Given problem: Could you copy every line of the entries below word for word, leaving out the pictures?

[start]

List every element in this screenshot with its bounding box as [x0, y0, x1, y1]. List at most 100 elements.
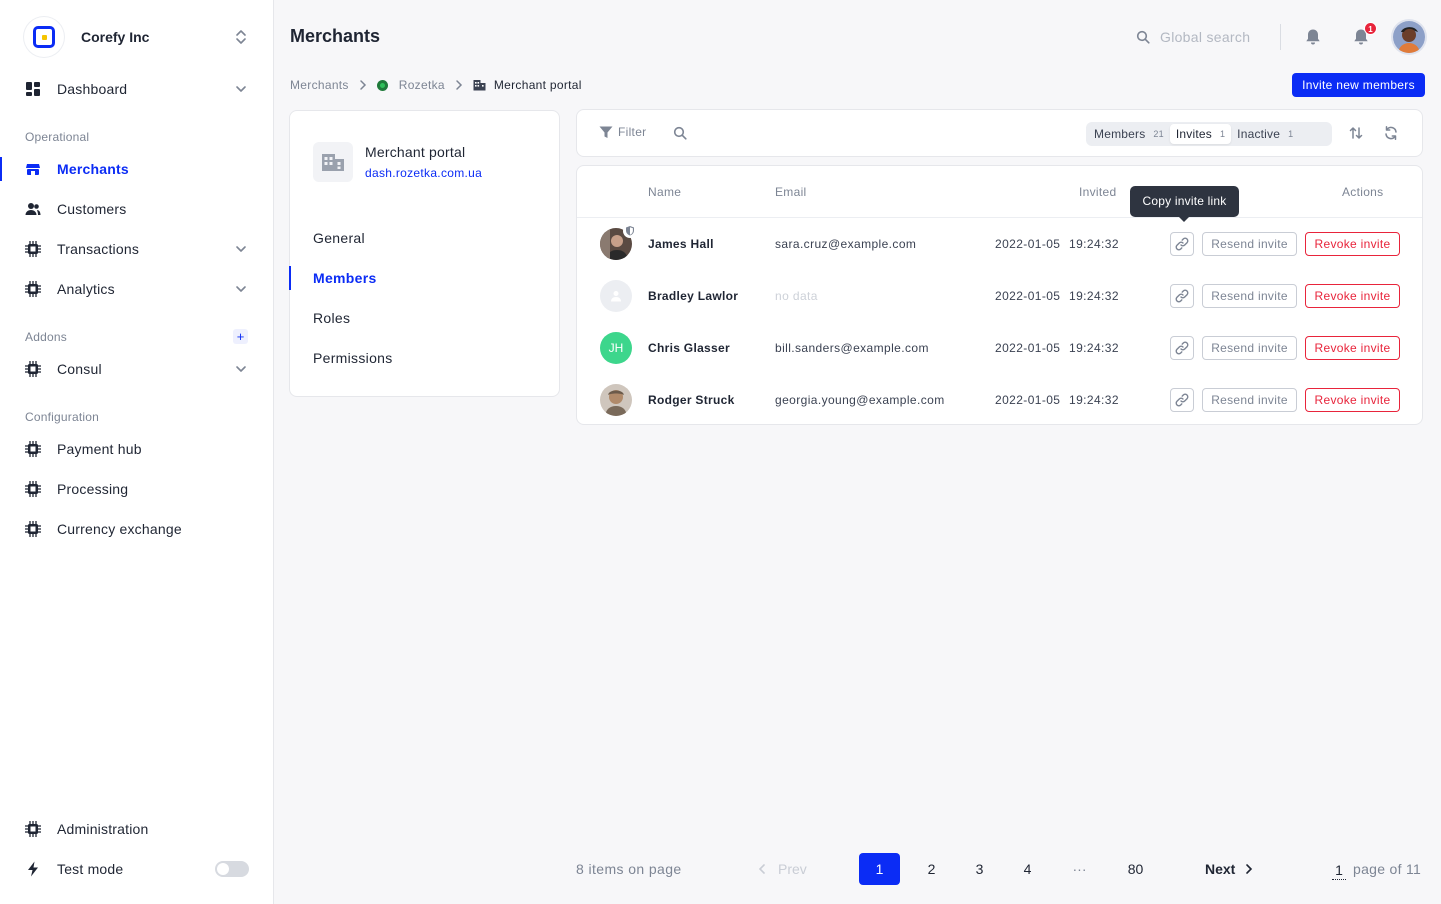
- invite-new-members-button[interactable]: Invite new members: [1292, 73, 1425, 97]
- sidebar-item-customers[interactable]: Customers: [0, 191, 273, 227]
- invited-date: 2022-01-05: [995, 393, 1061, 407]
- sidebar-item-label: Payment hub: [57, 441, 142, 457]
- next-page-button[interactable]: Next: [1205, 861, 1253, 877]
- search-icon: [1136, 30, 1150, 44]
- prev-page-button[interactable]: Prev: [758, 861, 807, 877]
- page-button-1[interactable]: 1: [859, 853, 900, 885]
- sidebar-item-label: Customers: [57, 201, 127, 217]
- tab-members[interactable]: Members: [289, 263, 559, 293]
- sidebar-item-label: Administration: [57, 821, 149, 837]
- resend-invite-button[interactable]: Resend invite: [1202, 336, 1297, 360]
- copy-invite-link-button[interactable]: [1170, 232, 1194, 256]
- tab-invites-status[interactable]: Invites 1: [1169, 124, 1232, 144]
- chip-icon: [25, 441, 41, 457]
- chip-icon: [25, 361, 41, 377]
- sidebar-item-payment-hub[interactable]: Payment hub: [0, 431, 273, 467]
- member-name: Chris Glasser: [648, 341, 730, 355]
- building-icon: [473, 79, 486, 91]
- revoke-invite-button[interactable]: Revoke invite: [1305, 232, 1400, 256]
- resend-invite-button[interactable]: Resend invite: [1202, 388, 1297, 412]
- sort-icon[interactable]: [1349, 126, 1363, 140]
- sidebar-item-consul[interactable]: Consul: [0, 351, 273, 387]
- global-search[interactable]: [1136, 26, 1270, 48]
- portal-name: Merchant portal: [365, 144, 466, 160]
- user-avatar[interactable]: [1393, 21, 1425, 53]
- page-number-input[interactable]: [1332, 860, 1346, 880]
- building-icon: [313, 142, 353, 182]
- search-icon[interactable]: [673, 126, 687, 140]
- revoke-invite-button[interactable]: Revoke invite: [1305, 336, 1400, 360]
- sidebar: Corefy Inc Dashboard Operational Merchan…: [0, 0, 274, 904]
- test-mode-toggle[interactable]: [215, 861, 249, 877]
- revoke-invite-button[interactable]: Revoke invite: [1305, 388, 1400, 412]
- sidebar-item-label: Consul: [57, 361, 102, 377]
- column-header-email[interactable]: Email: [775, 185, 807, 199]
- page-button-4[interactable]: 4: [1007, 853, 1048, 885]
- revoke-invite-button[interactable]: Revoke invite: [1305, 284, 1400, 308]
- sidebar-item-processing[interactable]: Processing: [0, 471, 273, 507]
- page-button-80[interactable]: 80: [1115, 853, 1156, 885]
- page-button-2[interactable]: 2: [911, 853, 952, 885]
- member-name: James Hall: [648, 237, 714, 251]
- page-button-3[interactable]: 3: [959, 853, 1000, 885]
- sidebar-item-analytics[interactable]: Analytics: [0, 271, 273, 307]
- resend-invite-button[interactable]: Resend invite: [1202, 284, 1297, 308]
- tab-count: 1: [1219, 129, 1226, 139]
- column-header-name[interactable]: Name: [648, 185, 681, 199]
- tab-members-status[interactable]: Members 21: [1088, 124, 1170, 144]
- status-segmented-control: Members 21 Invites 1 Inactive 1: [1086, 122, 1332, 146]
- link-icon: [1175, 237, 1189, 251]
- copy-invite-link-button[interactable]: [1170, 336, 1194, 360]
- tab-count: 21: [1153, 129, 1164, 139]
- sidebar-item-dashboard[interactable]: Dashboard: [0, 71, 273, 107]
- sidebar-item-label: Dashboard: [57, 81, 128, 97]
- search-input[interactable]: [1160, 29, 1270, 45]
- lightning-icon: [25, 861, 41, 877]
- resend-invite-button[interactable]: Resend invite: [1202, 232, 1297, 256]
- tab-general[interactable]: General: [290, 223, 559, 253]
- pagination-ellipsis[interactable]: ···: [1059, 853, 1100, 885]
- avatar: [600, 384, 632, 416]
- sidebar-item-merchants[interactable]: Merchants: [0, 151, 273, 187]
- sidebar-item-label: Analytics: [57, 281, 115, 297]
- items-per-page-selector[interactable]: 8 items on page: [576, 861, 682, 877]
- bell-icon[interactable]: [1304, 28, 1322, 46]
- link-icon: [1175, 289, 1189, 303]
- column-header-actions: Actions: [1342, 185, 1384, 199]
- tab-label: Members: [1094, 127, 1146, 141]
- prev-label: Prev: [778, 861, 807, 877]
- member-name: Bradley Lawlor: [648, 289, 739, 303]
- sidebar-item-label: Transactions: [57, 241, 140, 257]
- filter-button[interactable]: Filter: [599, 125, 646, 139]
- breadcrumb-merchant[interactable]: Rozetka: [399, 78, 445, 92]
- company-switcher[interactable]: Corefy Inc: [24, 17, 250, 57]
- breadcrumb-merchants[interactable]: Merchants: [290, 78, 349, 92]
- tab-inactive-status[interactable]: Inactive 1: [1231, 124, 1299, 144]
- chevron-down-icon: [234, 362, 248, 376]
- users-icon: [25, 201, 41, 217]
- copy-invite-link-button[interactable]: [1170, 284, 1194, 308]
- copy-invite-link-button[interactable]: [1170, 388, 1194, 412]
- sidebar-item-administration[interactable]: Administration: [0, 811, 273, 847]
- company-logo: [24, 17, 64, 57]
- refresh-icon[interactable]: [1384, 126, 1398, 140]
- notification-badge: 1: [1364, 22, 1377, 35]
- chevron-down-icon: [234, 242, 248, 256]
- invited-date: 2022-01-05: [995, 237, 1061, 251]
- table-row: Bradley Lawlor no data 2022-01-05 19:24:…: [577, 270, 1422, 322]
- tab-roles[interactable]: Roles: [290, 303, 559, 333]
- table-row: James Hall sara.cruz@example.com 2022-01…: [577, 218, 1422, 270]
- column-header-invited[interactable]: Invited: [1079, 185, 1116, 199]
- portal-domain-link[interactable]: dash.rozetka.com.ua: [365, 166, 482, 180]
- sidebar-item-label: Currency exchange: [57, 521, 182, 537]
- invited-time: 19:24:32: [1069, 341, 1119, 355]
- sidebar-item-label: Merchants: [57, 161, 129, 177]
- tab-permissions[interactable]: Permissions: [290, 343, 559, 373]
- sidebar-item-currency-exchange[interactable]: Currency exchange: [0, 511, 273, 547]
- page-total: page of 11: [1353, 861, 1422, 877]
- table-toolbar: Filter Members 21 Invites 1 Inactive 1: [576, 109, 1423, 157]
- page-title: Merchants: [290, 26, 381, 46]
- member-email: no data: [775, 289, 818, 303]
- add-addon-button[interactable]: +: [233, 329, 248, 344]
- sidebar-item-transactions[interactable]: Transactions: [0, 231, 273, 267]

[end]

The solution:
List every element in this screenshot with its bounding box as [x0, y0, x1, y1]. List at most 100 elements.
- invite-new-members-button[interactable]: Invite new members: [1292, 73, 1425, 97]
- sidebar-item-customers[interactable]: Customers: [0, 191, 273, 227]
- invited-date: 2022-01-05: [995, 393, 1061, 407]
- sidebar-item-label: Payment hub: [57, 441, 142, 457]
- next-page-button[interactable]: Next: [1205, 861, 1253, 877]
- search-icon: [1136, 30, 1150, 44]
- prev-page-button[interactable]: Prev: [758, 861, 807, 877]
- page-button-1[interactable]: 1: [859, 853, 900, 885]
- sidebar-item-label: Customers: [57, 201, 127, 217]
- tab-members[interactable]: Members: [289, 263, 559, 293]
- sidebar-item-label: Administration: [57, 821, 149, 837]
- resend-invite-button[interactable]: Resend invite: [1202, 336, 1297, 360]
- copy-invite-link-button[interactable]: [1170, 232, 1194, 256]
- tab-invites-status[interactable]: Invites 1: [1169, 124, 1232, 144]
- chip-icon: [25, 441, 41, 457]
- chip-icon: [25, 361, 41, 377]
- sidebar-item-payment-hub[interactable]: Payment hub: [0, 431, 273, 467]
- member-name: Chris Glasser: [648, 341, 730, 355]
- building-icon: [473, 79, 486, 91]
- revoke-invite-button[interactable]: Revoke invite: [1305, 232, 1400, 256]
- resend-invite-button[interactable]: Resend invite: [1202, 388, 1297, 412]
- sort-icon[interactable]: [1349, 126, 1363, 140]
- sidebar-item-consul[interactable]: Consul: [0, 351, 273, 387]
- global-search[interactable]: [1136, 26, 1270, 48]
- portal-name: Merchant portal: [365, 144, 466, 160]
- user-avatar[interactable]: [1393, 21, 1425, 53]
- page-number-input[interactable]: [1332, 860, 1346, 880]
- building-icon: [313, 142, 353, 182]
- search-icon[interactable]: [673, 126, 687, 140]
- revoke-invite-button[interactable]: Revoke invite: [1305, 336, 1400, 360]
- sidebar: Corefy Inc Dashboard Operational Merchan…: [0, 0, 274, 904]
- test-mode-toggle[interactable]: [215, 861, 249, 877]
- revoke-invite-button[interactable]: Revoke invite: [1305, 388, 1400, 412]
- sidebar-item-label: Consul: [57, 361, 102, 377]
- column-header-email[interactable]: Email: [775, 185, 807, 199]
- page-button-4[interactable]: 4: [1007, 853, 1048, 885]
- revoke-invite-button[interactable]: Revoke invite: [1305, 284, 1400, 308]
- sidebar-item-processing[interactable]: Processing: [0, 471, 273, 507]
- page-button-80[interactable]: 80: [1115, 853, 1156, 885]
- page-button-2[interactable]: 2: [911, 853, 952, 885]
- member-name: James Hall: [648, 237, 714, 251]
- page-button-3[interactable]: 3: [959, 853, 1000, 885]
- sidebar-item-analytics[interactable]: Analytics: [0, 271, 273, 307]
- resend-invite-button[interactable]: Resend invite: [1202, 284, 1297, 308]
- tab-count: 1: [1219, 129, 1226, 139]
- column-header-name[interactable]: Name: [648, 185, 681, 199]
- tab-members-status[interactable]: Members 21: [1088, 124, 1170, 144]
- status-segmented-control: Members 21 Invites 1 Inactive 1: [1086, 122, 1332, 146]
- link-icon: [1175, 237, 1189, 251]
- copy-invite-link-button[interactable]: [1170, 336, 1194, 360]
- tab-count: 21: [1153, 129, 1164, 139]
- sidebar-item-dashboard[interactable]: Dashboard: [0, 71, 273, 107]
- sidebar-item-label: Dashboard: [57, 81, 128, 97]
- search-input[interactable]: [1160, 29, 1270, 45]
- lightning-icon: [25, 861, 41, 877]
- resend-invite-button[interactable]: Resend invite: [1202, 232, 1297, 256]
- tab-general[interactable]: General: [290, 223, 559, 253]
- pagination-ellipsis[interactable]: ···: [1059, 853, 1100, 885]
- avatar: [600, 384, 632, 416]
- sidebar-item-merchants[interactable]: Merchants: [0, 151, 273, 187]
- sidebar-item-label: Analytics: [57, 281, 115, 297]
- items-per-page-selector[interactable]: 8 items on page: [576, 861, 682, 877]
- bell-icon[interactable]: [1304, 28, 1322, 46]
- link-icon: [1175, 289, 1189, 303]
- column-header-actions: Actions: [1342, 185, 1384, 199]
- tab-label: Members: [1094, 127, 1146, 141]
- prev-label: Prev: [778, 861, 807, 877]
- member-name: Bradley Lawlor: [648, 289, 739, 303]
- sidebar-item-label: Transactions: [57, 241, 140, 257]
- filter-button[interactable]: Filter: [599, 125, 646, 139]
- breadcrumb-merchant[interactable]: Rozetka: [399, 78, 445, 92]
- company-switcher[interactable]: Corefy Inc: [24, 17, 250, 57]
- breadcrumb-merchants[interactable]: Merchants: [290, 78, 349, 92]
- tab-inactive-status[interactable]: Inactive 1: [1231, 124, 1299, 144]
- chevron-down-icon: [234, 362, 248, 376]
- users-icon: [25, 201, 41, 217]
- copy-invite-link-button[interactable]: [1170, 284, 1194, 308]
- copy-invite-link-button[interactable]: [1170, 388, 1194, 412]
- sidebar-item-administration[interactable]: Administration: [0, 811, 273, 847]
- company-logo: [24, 17, 64, 57]
- refresh-icon[interactable]: [1384, 126, 1398, 140]
- notification-badge: 1: [1364, 22, 1377, 35]
- chevron-down-icon: [234, 242, 248, 256]
- invited-date: 2022-01-05: [995, 237, 1061, 251]
- table-row: Bradley Lawlor no data 2022-01-05 19:24:…: [577, 270, 1422, 322]
- tab-roles[interactable]: Roles: [290, 303, 559, 333]
- table-row: James Hall sara.cruz@example.com 2022-01…: [577, 218, 1422, 270]
- column-header-invited[interactable]: Invited: [1079, 185, 1116, 199]
- portal-domain-link[interactable]: dash.rozetka.com.ua: [365, 166, 482, 180]
- sidebar-item-label: Currency exchange: [57, 521, 182, 537]
- invited-time: 19:24:32: [1069, 341, 1119, 355]
- sidebar-item-label: Merchants: [57, 161, 129, 177]
- tab-permissions[interactable]: Permissions: [290, 343, 559, 373]
- sidebar-item-currency-exchange[interactable]: Currency exchange: [0, 511, 273, 547]
- page-total: page of 11: [1353, 861, 1422, 877]
- table-toolbar: Filter Members 21 Invites 1 Inactive 1: [576, 109, 1423, 157]
- page-title: Merchants: [290, 26, 381, 46]
- member-email: no data: [775, 289, 818, 303]
- add-addon-button[interactable]: +: [233, 329, 248, 344]
- sidebar-item-transactions[interactable]: Transactions: [0, 231, 273, 267]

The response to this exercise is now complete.